Stated problem: Quote every entry word for word.

-- Begin --

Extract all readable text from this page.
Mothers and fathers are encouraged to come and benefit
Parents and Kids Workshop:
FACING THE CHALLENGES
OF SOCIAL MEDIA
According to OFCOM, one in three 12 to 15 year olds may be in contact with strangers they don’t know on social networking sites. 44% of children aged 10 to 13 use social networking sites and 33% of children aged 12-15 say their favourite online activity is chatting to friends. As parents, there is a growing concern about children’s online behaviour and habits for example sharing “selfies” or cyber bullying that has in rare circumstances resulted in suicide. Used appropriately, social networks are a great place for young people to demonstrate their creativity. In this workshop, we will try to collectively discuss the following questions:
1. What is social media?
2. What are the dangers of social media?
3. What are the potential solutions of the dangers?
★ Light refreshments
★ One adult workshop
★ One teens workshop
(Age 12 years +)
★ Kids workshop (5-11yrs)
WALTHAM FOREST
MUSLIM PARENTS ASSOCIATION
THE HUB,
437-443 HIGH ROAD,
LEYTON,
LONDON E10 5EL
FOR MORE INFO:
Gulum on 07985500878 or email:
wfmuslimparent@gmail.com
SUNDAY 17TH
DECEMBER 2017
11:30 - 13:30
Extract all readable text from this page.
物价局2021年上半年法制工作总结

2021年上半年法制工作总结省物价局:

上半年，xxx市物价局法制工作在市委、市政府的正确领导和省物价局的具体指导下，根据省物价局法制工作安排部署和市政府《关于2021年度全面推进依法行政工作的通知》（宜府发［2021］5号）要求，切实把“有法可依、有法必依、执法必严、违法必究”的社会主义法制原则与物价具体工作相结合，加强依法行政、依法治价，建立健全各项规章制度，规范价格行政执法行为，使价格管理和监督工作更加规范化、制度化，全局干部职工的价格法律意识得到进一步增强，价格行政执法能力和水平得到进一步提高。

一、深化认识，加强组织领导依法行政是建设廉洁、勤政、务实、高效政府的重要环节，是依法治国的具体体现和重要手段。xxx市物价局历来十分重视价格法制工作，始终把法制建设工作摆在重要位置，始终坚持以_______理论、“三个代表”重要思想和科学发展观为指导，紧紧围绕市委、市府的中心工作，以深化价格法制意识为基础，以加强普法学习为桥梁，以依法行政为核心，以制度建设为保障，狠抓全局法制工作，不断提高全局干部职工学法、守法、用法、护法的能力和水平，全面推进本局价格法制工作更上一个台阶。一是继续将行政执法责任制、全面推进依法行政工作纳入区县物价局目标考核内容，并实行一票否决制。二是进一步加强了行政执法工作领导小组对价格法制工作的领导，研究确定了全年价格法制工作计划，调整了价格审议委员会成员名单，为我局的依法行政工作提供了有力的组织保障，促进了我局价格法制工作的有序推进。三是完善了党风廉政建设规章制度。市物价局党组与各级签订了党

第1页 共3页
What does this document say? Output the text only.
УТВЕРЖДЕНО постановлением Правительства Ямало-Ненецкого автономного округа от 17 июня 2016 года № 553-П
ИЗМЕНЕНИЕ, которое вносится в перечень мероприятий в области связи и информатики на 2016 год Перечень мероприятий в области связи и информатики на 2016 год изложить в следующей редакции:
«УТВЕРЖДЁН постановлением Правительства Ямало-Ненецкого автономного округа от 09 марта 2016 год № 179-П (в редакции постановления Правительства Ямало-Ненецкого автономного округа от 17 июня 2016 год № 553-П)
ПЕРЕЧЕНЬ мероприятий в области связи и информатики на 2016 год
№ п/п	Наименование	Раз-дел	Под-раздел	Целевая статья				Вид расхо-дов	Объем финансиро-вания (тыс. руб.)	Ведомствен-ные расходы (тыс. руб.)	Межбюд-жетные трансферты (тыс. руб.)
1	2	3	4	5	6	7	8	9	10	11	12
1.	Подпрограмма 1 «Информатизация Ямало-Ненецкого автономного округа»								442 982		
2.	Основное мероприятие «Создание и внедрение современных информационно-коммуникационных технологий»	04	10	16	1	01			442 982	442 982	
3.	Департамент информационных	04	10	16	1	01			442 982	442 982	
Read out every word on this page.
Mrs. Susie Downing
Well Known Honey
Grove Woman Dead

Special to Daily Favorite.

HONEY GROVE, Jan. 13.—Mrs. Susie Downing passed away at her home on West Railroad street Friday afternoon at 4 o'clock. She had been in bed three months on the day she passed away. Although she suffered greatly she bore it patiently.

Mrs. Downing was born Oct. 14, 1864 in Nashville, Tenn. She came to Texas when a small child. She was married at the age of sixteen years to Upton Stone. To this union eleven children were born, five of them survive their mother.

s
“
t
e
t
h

-- End --

Task output:
Extract all readable text from this page.
Mothers and fathers are encouraged to come and benefit
Parents and Kids Workshop:
FACING THE CHALLENGES
OF SOCIAL MEDIA
According to OFCOM, one in three 12 to 15 year olds may be in contact with strangers they don’t know on social networking sites. 44% of children aged 10 to 13 use social networking sites and 33% of children aged 12-15 say their favourite online activity is chatting to friends. As parents, there is a growing concern about children’s online behaviour and habits for example sharing “selfies” or cyber bullying that has in rare circumstances resulted in suicide. Used appropriately, social networks are a great place for young people to demonstrate their creativity. In this workshop, we will try to collectively discuss the following questions:
1. What is social media?
2. What are the dangers of social media?
3. What are the potential solutions of the dangers?
★ Light refreshments
★ One adult workshop
★ One teens workshop
(Age 12 years +)
★ Kids workshop (5-11yrs)
WALTHAM FOREST
MUSLIM PARENTS ASSOCIATION
THE HUB,
437-443 HIGH ROAD,
LEYTON,
LONDON E10 5EL
FOR MORE INFO:
Gulum on 07985500878 or email:
wfmuslimparent@gmail.com
SUNDAY 17TH
DECEMBER 2017
11:30 - 13:30
Extract all readable text from this page.
物价局2021年上半年法制工作总结

2021年上半年法制工作总结省物价局:

上半年，xxx市物价局法制工作在市委、市政府的正确领导和省物价局的具体指导下，根据省物价局法制工作安排部署和市政府《关于2021年度全面推进依法行政工作的通知》（宜府发［2021］5号）要求，切实把“有法可依、有法必依、执法必严、违法必究”的社会主义法制原则与物价具体工作相结合，加强依法行政、依法治价，建立健全各项规章制度，规范价格行政执法行为，使价格管理和监督工作更加规范化、制度化，全局干部职工的价格法律意识得到进一步增强，价格行政执法能力和水平得到进一步提高。

一、深化认识，加强组织领导依法行政是建设廉洁、勤政、务实、高效政府的重要环节，是依法治国的具体体现和重要手段。xxx市物价局历来十分重视价格法制工作，始终把法制建设工作摆在重要位置，始终坚持以_______理论、“三个代表”重要思想和科学发展观为指导，紧紧围绕市委、市府的中心工作，以深化价格法制意识为基础，以加强普法学习为桥梁，以依法行政为核心，以制度建设为保障，狠抓全局法制工作，不断提高全局干部职工学法、守法、用法、护法的能力和水平，全面推进本局价格法制工作更上一个台阶。一是继续将行政执法责任制、全面推进依法行政工作纳入区县物价局目标考核内容，并实行一票否决制。二是进一步加强了行政执法工作领导小组对价格法制工作的领导，研究确定了全年价格法制工作计划，调整了价格审议委员会成员名单，为我局的依法行政工作提供了有力的组织保障，促进了我局价格法制工作的有序推进。三是完善了党风廉政建设规章制度。市物价局党组与各级签订了党

第1页 共3页
What does this document say? Output the text only.
УТВЕРЖДЕНО постановлением Правительства Ямало-Ненецкого автономного округа от 17 июня 2016 года № 553-П
ИЗМЕНЕНИЕ, которое вносится в перечень мероприятий в области связи и информатики на 2016 год Перечень мероприятий в области связи и информатики на 2016 год изложить в следующей редакции:
«УТВЕРЖДЁН постановлением Правительства Ямало-Ненецкого автономного округа от 09 марта 2016 год № 179-П (в редакции постановления Правительства Ямало-Ненецкого автономного округа от 17 июня 2016 год № 553-П)
ПЕРЕЧЕНЬ мероприятий в области связи и информатики на 2016 год
№ п/п	Наименование	Раз-дел	Под-раздел	Целевая статья				Вид расхо-дов	Объем финансиро-вания (тыс. руб.)	Ведомствен-ные расходы (тыс. руб.)	Межбюд-жетные трансферты (тыс. руб.)
1	2	3	4	5	6	7	8	9	10	11	12
1.	Подпрограмма 1 «Информатизация Ямало-Ненецкого автономного округа»								442 982		
2.	Основное мероприятие «Создание и внедрение современных информационно-коммуникационных технологий»	04	10	16	1	01			442 982	442 982	
3.	Департамент информационных	04	10	16	1	01			442 982	442 982	
Read out every word on this page.
Mrs. Susie Downing
Well Known Honey
Grove Woman Dead

Special to Daily Favorite.

HONEY GROVE, Jan. 13.—Mrs. Susie Downing passed away at her home on West Railroad street Friday afternoon at 4 o'clock. She had been in bed three months on the day she passed away. Although she suffered greatly she bore it patiently.

Mrs. Downing was born Oct. 14, 1864 in Nashville, Tenn. She came to Texas when a small child. She was married at the age of sixteen years to Upton Stone. To this union eleven children were born, five of them survive their mother.

s
“
t
e
t
h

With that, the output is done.